Extracted data entries
::::::
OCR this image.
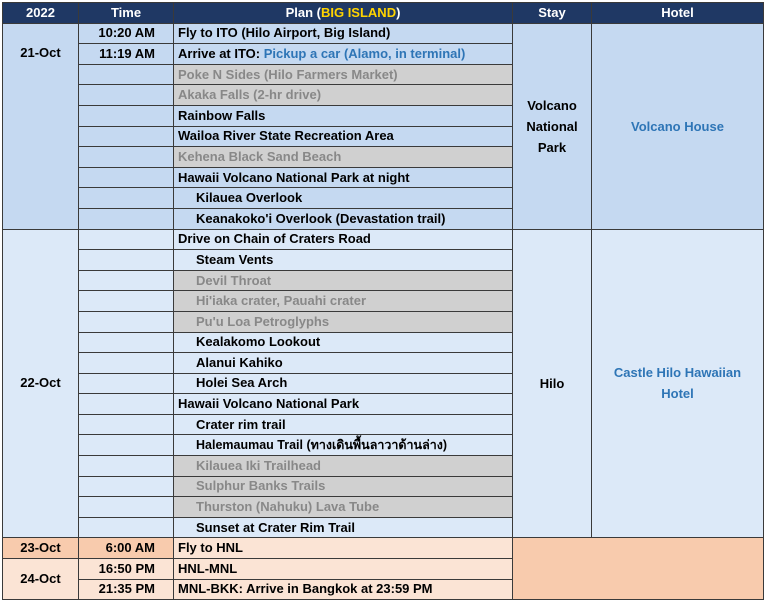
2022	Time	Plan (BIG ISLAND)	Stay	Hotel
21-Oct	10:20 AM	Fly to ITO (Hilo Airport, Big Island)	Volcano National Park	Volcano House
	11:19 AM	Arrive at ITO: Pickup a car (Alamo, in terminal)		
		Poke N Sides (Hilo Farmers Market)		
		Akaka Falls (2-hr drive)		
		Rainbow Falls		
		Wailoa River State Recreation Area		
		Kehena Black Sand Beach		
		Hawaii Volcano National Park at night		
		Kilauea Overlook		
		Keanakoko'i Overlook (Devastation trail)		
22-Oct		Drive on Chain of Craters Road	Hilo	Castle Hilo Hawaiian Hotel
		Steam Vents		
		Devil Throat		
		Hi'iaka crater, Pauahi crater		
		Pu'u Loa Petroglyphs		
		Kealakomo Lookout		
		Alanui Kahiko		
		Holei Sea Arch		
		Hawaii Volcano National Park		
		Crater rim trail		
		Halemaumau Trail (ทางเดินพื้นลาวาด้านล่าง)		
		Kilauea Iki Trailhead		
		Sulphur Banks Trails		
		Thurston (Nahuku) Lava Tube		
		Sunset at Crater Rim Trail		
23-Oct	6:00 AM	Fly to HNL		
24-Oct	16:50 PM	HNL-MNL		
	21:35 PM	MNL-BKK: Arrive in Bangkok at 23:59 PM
::::::
Which lines include "National"? Copy each of them out.

21-Oct	10:20 AM	Fly to ITO (Hilo Airport, Big Island)	Volcano National Park	Volcano House
		Hawaii Volcano National Park at night		
		Hawaii Volcano National Park		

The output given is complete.